═══ Data in this exercise ═══
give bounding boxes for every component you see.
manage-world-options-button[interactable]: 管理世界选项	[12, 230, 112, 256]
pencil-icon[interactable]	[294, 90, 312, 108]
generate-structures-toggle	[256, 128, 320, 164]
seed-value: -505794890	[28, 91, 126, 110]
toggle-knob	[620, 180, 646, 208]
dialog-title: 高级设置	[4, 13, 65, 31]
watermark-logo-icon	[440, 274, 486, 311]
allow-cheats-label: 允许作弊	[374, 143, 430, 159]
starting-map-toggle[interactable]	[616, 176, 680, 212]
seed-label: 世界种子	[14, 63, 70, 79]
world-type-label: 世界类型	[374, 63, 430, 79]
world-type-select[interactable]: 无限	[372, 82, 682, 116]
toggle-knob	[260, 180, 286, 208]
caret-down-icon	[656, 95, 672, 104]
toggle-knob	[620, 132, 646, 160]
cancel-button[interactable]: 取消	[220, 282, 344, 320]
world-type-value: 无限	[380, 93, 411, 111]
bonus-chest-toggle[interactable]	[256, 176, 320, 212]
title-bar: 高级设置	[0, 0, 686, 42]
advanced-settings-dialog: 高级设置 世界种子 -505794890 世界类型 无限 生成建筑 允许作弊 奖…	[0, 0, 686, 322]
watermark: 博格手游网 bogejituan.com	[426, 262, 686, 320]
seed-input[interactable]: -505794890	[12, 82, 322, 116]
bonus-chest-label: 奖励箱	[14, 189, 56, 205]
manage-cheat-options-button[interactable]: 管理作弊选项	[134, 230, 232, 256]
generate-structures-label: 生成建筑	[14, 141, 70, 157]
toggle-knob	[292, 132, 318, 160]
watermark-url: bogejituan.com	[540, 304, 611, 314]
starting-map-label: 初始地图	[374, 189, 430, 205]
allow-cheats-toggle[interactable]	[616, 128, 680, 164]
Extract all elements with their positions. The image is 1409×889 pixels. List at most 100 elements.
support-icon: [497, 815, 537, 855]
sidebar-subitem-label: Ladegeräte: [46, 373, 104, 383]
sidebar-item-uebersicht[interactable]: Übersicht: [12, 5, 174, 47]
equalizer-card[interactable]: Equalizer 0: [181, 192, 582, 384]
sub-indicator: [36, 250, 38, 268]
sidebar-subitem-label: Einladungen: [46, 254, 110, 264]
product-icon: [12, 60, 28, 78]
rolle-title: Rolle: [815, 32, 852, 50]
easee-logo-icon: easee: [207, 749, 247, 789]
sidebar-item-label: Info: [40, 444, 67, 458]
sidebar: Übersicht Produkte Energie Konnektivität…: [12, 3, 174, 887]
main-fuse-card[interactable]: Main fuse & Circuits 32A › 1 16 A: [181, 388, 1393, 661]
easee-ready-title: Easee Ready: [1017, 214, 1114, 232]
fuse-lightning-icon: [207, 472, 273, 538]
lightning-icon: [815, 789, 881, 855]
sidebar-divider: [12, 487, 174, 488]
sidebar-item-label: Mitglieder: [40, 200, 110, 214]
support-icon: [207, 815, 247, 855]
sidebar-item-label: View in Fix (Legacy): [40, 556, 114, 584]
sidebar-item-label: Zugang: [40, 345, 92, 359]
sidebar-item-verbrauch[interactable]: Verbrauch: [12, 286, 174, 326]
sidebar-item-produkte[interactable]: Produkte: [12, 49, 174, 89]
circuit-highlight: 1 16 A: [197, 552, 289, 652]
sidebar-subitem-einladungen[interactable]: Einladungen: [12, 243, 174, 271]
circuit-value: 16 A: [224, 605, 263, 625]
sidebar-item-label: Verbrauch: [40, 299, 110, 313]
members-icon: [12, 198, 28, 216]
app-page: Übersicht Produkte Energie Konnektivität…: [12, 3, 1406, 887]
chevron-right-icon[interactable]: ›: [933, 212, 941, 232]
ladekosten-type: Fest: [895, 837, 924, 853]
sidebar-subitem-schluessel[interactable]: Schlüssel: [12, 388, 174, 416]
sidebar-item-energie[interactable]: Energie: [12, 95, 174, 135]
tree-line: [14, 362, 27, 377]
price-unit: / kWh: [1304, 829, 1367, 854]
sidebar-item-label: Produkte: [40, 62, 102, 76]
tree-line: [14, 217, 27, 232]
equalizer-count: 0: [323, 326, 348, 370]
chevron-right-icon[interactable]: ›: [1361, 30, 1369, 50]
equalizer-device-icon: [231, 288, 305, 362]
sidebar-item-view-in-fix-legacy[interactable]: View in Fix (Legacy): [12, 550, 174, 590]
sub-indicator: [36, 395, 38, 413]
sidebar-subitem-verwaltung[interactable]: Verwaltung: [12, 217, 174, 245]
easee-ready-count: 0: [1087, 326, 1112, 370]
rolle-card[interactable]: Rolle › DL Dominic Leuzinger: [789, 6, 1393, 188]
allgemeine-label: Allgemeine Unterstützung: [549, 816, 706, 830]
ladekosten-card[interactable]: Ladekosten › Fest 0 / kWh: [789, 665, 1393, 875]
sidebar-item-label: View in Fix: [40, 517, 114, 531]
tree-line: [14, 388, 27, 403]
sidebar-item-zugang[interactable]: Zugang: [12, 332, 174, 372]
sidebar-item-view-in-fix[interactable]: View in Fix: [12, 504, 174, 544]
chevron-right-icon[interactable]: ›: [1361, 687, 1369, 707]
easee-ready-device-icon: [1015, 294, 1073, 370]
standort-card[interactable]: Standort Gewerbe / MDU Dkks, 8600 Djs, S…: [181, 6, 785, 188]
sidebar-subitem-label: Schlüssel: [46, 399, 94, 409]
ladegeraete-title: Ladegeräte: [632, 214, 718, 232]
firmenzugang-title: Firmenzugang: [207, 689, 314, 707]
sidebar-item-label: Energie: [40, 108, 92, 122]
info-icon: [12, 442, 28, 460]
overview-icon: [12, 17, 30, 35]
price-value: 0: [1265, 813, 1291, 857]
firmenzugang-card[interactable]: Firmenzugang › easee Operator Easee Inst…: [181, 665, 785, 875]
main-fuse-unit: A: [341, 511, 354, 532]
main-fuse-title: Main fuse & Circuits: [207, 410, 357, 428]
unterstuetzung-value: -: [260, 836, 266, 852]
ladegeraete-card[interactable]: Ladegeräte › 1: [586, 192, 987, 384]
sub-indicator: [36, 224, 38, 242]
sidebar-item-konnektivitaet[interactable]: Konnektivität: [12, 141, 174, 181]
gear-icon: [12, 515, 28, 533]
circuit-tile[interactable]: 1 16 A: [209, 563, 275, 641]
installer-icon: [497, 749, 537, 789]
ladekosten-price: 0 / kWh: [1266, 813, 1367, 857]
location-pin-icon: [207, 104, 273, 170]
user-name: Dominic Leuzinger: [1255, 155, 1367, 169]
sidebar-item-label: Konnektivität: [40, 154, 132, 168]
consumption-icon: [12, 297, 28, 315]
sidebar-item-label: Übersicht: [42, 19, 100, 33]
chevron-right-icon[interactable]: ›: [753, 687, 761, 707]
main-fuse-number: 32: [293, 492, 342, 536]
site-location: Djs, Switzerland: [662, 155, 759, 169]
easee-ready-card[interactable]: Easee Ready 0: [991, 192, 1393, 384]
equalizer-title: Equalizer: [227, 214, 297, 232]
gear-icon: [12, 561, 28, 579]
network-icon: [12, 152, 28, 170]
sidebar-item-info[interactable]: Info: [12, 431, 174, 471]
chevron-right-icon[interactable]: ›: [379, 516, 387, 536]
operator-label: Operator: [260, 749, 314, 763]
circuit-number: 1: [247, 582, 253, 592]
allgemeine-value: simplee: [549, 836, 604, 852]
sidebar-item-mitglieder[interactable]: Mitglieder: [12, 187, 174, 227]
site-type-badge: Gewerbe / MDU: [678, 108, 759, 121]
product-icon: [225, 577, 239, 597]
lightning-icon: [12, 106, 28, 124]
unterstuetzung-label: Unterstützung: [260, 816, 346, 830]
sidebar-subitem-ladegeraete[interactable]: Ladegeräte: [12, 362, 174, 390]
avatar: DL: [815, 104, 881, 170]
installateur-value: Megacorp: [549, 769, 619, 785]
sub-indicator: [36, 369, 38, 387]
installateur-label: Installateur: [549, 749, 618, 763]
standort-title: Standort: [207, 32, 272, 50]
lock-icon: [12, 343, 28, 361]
═══
__The problem__.
Swap "toggle-knob" for "switch-knob" in the stretch from the start of the items through the line containing "5, 174, 47]", leaving everything else unchanged, and give only those lines.

__Output for this exercise__.
give bounding boxes for every component you see.
manage-world-options-button[interactable]: 管理世界选项	[12, 230, 112, 256]
pencil-icon[interactable]	[294, 90, 312, 108]
generate-structures-toggle	[256, 128, 320, 164]
seed-value: -505794890	[28, 91, 126, 110]
switch-knob	[620, 180, 646, 208]
dialog-title: 高级设置	[4, 13, 65, 31]
watermark-logo-icon	[440, 274, 486, 311]
allow-cheats-label: 允许作弊	[374, 143, 430, 159]
starting-map-toggle[interactable]	[616, 176, 680, 212]
seed-label: 世界种子	[14, 63, 70, 79]
world-type-label: 世界类型	[374, 63, 430, 79]
world-type-select[interactable]: 无限	[372, 82, 682, 116]
switch-knob	[260, 180, 286, 208]
caret-down-icon	[656, 95, 672, 104]
switch-knob	[620, 132, 646, 160]
cancel-button[interactable]: 取消	[220, 282, 344, 320]
world-type-value: 无限	[380, 93, 411, 111]
bonus-chest-toggle[interactable]	[256, 176, 320, 212]
title-bar: 高级设置	[0, 0, 686, 42]
advanced-settings-dialog: 高级设置 世界种子 -505794890 世界类型 无限 生成建筑 允许作弊 奖…	[0, 0, 686, 322]
watermark: 博格手游网 bogejituan.com	[426, 262, 686, 320]
seed-input[interactable]: -505794890	[12, 82, 322, 116]
bonus-chest-label: 奖励箱	[14, 189, 56, 205]
manage-cheat-options-button[interactable]: 管理作弊选项	[134, 230, 232, 256]
generate-structures-label: 生成建筑	[14, 141, 70, 157]
switch-knob	[292, 132, 318, 160]
watermark-url: bogejituan.com	[540, 304, 611, 314]
starting-map-label: 初始地图	[374, 189, 430, 205]
allow-cheats-toggle[interactable]	[616, 128, 680, 164]
Extract all elements with their positions. The image is 1409×889 pixels. List at most 100 elements.
support-icon: [497, 815, 537, 855]
sidebar-subitem-label: Ladegeräte: [46, 373, 104, 383]
sidebar-item-uebersicht[interactable]: Übersicht: [12, 5, 174, 47]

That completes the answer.